■ WORK REQUIRED: Find and copy every line in the records that includes the string "text".

— begin —

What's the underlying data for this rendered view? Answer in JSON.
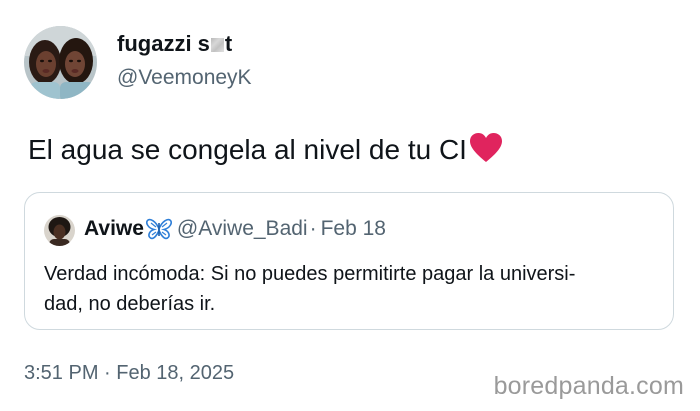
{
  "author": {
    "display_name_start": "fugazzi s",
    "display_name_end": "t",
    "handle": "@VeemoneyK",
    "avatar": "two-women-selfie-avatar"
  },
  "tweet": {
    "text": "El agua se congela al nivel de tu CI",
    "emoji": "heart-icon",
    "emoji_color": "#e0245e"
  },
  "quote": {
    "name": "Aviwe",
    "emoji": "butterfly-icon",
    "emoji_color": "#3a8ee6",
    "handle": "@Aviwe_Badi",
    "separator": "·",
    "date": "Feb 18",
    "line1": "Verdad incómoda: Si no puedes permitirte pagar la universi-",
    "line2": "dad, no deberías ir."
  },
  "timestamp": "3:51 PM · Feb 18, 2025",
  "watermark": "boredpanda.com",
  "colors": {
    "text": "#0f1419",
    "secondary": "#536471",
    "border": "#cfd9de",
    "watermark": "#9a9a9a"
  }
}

— end —

■ EXERCISE RESPONSE:
    "text": "El agua se congela al nivel de tu CI",
    "text": "#0f1419",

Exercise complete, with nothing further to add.